### WHAT YOU HAVE TO DO
Pick out every line in the data below that holds "plastiques".

─── ENTRIES SHOWN

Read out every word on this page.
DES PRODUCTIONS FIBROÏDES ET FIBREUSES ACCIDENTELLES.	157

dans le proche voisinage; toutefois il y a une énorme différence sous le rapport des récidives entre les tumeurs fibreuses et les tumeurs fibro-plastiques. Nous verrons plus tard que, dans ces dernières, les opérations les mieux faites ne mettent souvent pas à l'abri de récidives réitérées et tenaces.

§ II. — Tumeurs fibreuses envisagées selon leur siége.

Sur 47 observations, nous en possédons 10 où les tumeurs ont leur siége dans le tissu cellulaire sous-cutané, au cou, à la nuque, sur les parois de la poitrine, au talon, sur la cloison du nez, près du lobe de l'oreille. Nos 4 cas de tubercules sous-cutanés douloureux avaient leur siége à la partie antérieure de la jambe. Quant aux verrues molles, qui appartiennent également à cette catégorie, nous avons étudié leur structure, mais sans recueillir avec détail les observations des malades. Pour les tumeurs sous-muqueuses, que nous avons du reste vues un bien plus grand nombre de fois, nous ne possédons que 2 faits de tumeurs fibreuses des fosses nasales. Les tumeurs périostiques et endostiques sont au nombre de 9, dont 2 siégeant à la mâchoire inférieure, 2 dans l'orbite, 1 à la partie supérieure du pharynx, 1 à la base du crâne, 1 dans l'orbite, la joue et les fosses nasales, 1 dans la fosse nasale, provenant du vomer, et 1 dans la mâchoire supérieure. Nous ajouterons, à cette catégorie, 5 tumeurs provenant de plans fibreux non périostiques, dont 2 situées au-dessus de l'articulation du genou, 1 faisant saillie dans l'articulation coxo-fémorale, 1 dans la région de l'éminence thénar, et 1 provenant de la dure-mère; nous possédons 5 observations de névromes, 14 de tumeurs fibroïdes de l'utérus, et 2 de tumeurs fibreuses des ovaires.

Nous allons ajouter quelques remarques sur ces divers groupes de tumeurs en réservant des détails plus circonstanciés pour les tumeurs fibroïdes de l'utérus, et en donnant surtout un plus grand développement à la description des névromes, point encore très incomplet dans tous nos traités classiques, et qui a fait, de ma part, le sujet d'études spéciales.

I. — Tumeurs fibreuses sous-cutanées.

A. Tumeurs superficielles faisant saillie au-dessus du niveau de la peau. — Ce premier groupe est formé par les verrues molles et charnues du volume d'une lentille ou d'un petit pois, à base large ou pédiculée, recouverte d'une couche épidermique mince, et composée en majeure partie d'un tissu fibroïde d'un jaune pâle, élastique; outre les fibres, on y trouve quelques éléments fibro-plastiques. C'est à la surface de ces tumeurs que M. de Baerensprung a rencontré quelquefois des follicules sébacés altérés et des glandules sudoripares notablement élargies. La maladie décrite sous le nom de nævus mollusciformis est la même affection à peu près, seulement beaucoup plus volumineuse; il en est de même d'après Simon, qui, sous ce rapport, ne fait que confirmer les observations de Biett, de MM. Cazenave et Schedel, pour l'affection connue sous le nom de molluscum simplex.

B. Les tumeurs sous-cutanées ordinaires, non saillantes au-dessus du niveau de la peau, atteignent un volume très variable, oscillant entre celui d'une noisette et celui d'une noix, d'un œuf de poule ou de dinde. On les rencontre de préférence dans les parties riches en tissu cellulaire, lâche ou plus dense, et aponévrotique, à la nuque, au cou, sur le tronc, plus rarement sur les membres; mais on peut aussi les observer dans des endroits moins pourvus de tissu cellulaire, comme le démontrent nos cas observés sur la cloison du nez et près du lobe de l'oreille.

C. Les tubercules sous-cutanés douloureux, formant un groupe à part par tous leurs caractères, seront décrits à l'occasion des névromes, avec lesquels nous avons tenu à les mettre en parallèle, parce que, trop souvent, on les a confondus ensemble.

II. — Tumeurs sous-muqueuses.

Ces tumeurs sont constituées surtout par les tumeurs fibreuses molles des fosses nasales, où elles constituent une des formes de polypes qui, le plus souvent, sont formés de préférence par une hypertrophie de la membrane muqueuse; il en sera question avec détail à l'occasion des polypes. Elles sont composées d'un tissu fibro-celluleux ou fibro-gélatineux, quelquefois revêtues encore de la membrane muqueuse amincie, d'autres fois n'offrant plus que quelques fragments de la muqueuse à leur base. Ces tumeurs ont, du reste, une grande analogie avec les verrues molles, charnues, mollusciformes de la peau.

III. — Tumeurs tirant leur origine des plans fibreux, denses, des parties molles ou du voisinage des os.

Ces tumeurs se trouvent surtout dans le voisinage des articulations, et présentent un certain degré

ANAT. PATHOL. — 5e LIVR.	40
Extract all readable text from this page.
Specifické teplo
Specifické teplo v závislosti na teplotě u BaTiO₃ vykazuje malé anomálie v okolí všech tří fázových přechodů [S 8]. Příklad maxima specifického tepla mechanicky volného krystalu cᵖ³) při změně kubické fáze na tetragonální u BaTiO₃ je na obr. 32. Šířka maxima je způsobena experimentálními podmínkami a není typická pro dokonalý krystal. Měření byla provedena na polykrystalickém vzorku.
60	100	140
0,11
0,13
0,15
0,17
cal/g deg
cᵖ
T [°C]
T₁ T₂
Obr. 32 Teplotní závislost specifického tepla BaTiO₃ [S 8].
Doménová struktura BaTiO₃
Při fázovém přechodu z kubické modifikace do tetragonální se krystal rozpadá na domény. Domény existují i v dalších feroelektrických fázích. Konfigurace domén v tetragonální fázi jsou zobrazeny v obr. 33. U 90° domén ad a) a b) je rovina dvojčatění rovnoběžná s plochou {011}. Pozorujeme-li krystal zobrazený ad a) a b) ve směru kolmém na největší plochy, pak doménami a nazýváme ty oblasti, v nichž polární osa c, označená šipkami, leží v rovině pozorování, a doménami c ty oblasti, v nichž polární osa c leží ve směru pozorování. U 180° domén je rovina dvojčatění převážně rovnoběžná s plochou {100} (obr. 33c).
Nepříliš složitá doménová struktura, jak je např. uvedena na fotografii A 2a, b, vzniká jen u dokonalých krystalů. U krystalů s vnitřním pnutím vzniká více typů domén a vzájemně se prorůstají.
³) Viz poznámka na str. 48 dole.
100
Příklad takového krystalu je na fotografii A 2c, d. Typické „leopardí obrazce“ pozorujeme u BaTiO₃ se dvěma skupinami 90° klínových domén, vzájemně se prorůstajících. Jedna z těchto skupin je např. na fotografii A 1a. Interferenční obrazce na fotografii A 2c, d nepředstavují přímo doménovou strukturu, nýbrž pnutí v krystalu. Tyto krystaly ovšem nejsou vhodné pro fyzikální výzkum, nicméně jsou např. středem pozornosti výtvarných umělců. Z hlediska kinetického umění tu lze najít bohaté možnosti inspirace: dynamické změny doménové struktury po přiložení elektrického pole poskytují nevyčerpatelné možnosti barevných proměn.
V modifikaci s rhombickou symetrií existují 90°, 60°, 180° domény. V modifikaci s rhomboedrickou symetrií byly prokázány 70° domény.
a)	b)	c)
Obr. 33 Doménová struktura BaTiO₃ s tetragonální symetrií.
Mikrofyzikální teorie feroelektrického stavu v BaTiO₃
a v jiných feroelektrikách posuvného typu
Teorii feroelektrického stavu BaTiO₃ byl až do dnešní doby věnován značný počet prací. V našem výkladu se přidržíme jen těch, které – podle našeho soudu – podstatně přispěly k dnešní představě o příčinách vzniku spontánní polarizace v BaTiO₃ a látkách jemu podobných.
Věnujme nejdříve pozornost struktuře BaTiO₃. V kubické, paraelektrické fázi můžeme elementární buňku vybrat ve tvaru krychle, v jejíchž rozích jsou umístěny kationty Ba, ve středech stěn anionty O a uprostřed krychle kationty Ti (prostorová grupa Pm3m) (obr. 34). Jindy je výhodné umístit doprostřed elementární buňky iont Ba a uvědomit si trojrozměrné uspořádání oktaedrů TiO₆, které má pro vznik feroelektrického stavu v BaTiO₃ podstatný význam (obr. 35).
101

──────

### WRITTEN SOLUTION
dans le proche voisinage; toutefois il y a une énorme différence sous le rapport des récidives entre les tumeurs fibreuses et les tumeurs fibro-plastiques. Nous verrons plus tard que, dans ces dernières, les opérations les mieux faites ne mettent souvent pas à l'abri de récidives réitérées et tenaces.
A. Tumeurs superficielles faisant saillie au-dessus du niveau de la peau. — Ce premier groupe est formé par les verrues molles et charnues du volume d'une lentille ou d'un petit pois, à base large ou pédiculée, recouverte d'une couche épidermique mince, et composée en majeure partie d'un tissu fibroïde d'un jaune pâle, élastique; outre les fibres, on y trouve quelques éléments fibro-plastiques. C'est à la surface de ces tumeurs que M. de Baerensprung a rencontré quelquefois des follicules sébacés altérés et des glandules sudoripares notablement élargies. La maladie décrite sous le nom de nævus mollusciformis est la même affection à peu près, seulement beaucoup plus volumineuse; il en est de même d'après Simon, qui, sous ce rapport, ne fait que confirmer les observations de Biett, de MM. Cazenave et Schedel, pour l'affection connue sous le nom de molluscum simplex.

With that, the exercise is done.